**DATA EXCERPTS:**
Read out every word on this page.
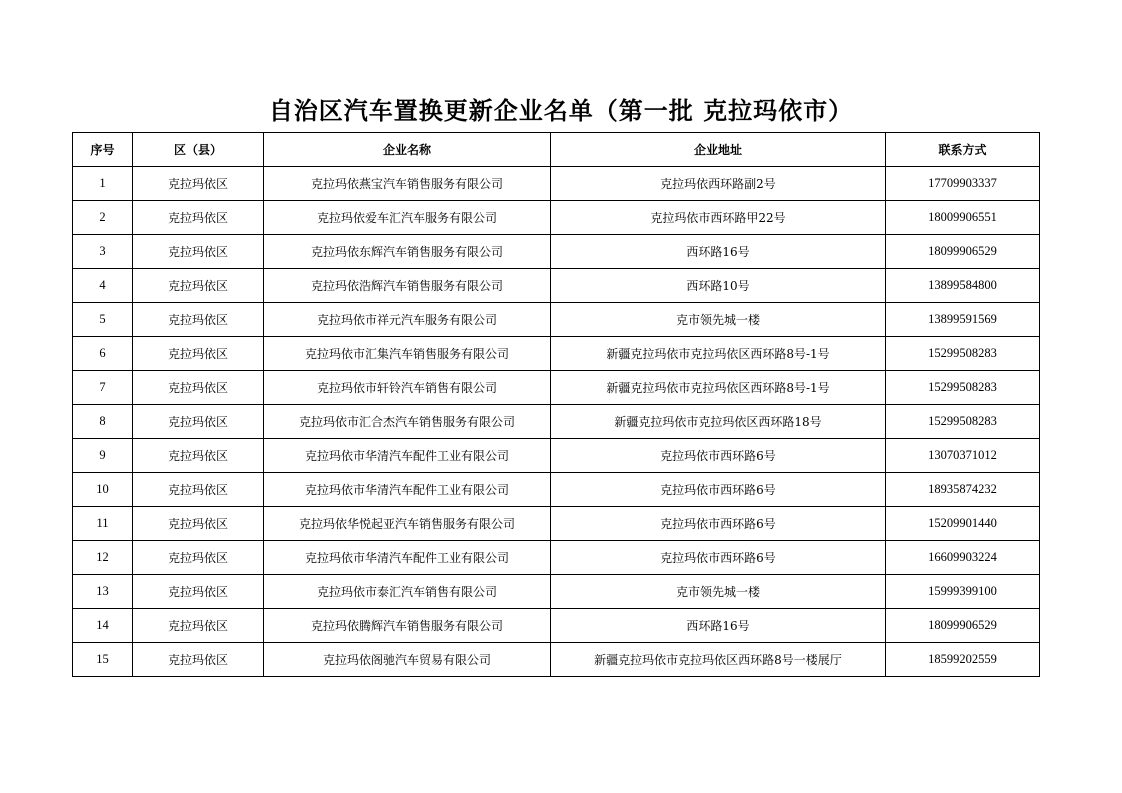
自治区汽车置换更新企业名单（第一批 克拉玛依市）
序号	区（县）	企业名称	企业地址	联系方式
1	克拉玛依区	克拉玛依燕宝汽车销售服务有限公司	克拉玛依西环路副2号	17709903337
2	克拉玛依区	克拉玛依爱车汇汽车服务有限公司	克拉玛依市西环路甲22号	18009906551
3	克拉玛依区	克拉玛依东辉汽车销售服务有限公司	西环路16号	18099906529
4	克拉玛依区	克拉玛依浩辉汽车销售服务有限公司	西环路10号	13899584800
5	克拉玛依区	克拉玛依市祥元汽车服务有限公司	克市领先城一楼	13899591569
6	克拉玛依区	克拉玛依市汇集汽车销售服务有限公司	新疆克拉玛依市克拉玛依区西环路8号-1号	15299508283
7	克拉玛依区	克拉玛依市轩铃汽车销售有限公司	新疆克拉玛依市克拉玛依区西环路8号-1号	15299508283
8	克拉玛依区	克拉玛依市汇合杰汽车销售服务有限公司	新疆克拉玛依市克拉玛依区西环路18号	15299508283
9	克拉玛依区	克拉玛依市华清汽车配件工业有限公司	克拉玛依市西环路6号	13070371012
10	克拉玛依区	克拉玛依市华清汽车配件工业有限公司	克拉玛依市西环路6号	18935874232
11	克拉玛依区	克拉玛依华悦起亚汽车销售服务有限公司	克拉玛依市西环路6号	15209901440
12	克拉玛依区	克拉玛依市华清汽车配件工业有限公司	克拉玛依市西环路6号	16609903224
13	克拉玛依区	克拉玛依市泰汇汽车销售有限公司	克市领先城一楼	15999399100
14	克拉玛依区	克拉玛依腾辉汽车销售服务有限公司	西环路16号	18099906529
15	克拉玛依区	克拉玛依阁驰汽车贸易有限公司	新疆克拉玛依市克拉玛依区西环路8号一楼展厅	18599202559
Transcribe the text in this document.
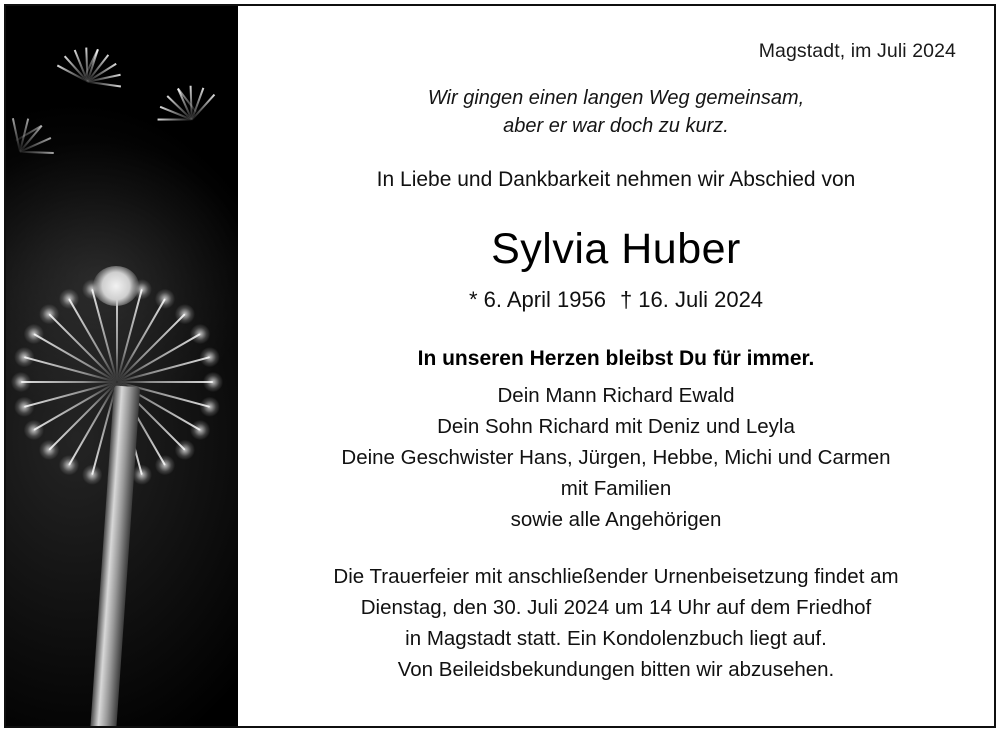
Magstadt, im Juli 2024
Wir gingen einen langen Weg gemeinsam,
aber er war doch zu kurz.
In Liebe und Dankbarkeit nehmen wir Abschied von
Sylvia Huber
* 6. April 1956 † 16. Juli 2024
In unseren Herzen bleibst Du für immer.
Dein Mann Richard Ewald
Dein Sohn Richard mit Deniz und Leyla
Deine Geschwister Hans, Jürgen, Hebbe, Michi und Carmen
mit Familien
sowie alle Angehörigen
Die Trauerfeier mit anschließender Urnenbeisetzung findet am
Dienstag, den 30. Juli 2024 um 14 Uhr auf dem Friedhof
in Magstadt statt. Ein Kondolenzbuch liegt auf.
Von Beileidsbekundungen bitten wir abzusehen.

**TO BE DONE:**
Find the word "克市领先城一楼" in the material, then list each line that holds it.

**RESPONSE TO THE TASK:**
5	克拉玛依区	克拉玛依市祥元汽车服务有限公司	克市领先城一楼	13899591569
13	克拉玛依区	克拉玛依市泰汇汽车销售有限公司	克市领先城一楼	15999399100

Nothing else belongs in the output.